Abbiamo tifato per Roberta prima del match, perché non dev’essere stato facile gestire la vigilia così piena di polemiche per la wild card concessa all’ex numero 1 del mondo, così piena di curiosità da parte dei media e di pressione per chi aveva tutto da perdere e poco da guadagnare: vincendo contro un’avversaria tanto arruginita e senza classifica, avrebbe fatto soltanto il proprio dovere, perdendo, avrebbe riaperto le porte alla fiducia e avrebbe steso un tappeto rosso alla russa allevata da Nick Bollettieri in Florida.
Abbiamo tifato per la finalista della storica finale tutta italiana degli Us Open 2015, per la castigatrice di Serena Williams in quelle incredibili semifinali di New York, per la ex numero 1 del mondo di doppio, per il delizioso rovescio a una sola mano, per l’unica italiana capace di eseguire con continuità servizio-volée. Insomma, per la Vinci che restituisce dimensioni umane a questo tennis sempre più muscolare e ripetitivo, col suo sorriso dolce. E abbiamo sofferto per lei e insieme a lei, all’inizio, che è stato delicatissimo, anche perché lo ha affrontato con una tensione mostruosa, ma che ha superato alla grande, fino al 2-0. Finché l’avversaria non ha rotto il fiato e ha ritrovato il ritmo partita, salendole sopra come un panzer, con tutta la sua maggiore potenza ed aggressività. Abbiamo sofferto con lei, mentre arrancava alla ricerca di una risposta al servizio sempre più efficace della Sharapova e, soprattutto, mentre smarriva la prima di servizio. Soprattutto, abbiamo patito le sue stesse frustrazioni, mentre perdeva prestissimo fiducia ed attitudine offensiva, e si esponeva sempre più impotente alle bordate da fondo di Masha. Quasi irretita dai famosi gemiti che, negli anni belli, facevano da sottofondo alla grande guerriera. E che sono risuonati nell’arena di Stoccarda come un leitmotiv, vecchio, ma non fuori moda. A dispetto dei 30 anni della russa che, a 17 anni, vinceva già Wimbledon e, dopo due gravi infortuni, ha interrotto la carriera per la terza volta per questo stop doping.

### VOCI ESTRATTE
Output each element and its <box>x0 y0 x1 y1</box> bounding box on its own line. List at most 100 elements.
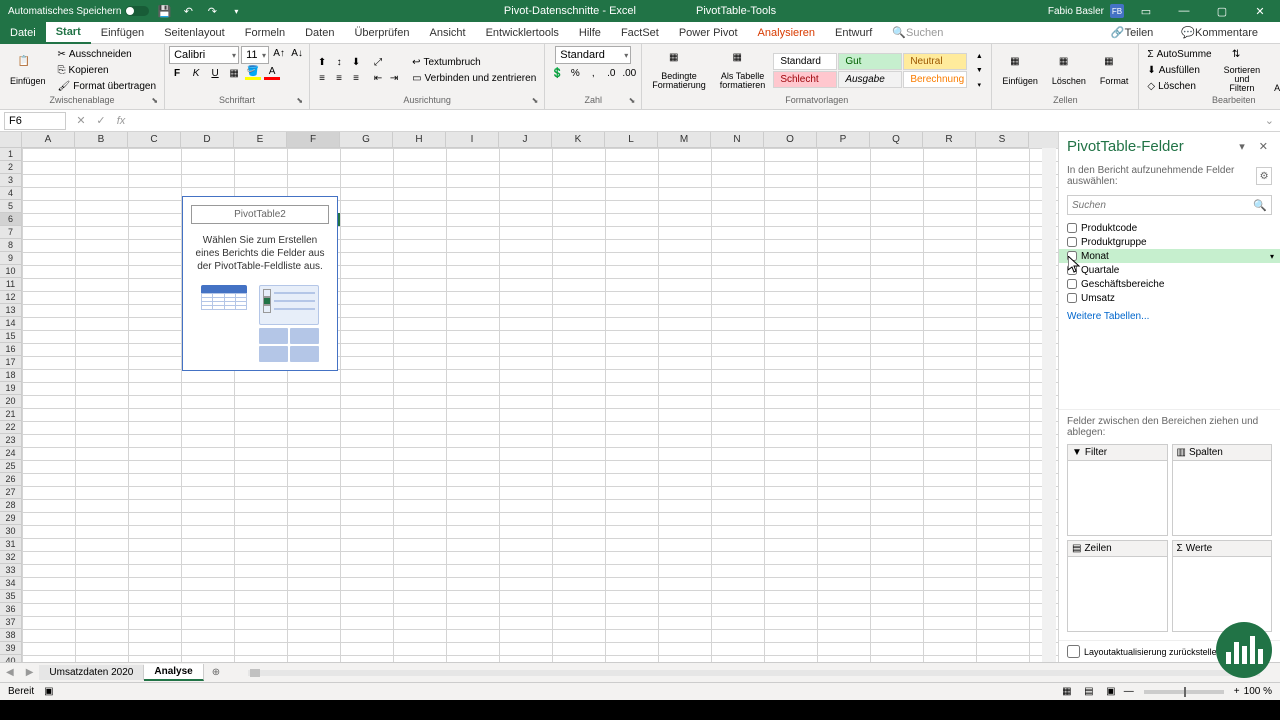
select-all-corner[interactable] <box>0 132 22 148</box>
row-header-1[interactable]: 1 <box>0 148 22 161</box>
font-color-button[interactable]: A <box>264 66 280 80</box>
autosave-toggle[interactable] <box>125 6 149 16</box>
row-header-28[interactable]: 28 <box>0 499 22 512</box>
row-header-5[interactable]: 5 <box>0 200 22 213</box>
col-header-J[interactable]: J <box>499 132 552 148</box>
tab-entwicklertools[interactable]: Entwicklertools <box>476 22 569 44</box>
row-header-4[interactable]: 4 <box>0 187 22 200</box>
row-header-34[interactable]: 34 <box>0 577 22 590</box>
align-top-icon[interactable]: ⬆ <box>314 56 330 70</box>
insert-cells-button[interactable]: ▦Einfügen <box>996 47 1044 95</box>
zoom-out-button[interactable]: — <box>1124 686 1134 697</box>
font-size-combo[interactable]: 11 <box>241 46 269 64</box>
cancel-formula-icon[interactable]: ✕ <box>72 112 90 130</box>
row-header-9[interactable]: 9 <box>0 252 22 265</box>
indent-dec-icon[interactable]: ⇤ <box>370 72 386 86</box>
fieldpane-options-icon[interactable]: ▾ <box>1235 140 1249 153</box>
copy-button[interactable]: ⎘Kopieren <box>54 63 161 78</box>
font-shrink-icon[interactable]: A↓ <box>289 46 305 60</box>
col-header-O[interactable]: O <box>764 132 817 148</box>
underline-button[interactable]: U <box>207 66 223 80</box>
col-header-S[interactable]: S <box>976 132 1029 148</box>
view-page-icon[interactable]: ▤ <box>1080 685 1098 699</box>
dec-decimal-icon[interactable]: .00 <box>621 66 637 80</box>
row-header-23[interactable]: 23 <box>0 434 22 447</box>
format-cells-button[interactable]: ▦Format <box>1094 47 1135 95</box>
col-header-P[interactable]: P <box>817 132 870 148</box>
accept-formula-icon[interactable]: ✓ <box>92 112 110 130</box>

### ISTRUZIONE SCRITTA 1
Secondo l'estratto sulla partita tra Vinci e Sharapova, chi ha allevato la tennista russa in Florida?
### ISTRUZIONE SCRITTA 2
Ricopia dall'estratto il passo che va da "Abbiamo tifato per Roberta" fino a "Bollettieri in Florida." compreso.

### RISPOSTA COMPLETA 1
Nick Bollettieri.

### RISPOSTA COMPLETA 2
Abbiamo tifato per Roberta prima del match, perché non dev’essere stato facile gestire la vigilia così piena di polemiche per la wild card concessa all’ex numero 1 del mondo, così piena di curiosità da parte dei media e di pressione per chi aveva tutto da perdere e poco da guadagnare: vincendo contro un’avversaria tanto arruginita e senza classifica, avrebbe fatto soltanto il proprio dovere, perdendo, avrebbe riaperto le porte alla fiducia e avrebbe steso un tappeto rosso alla russa allevata da Nick Bollettieri in Florida.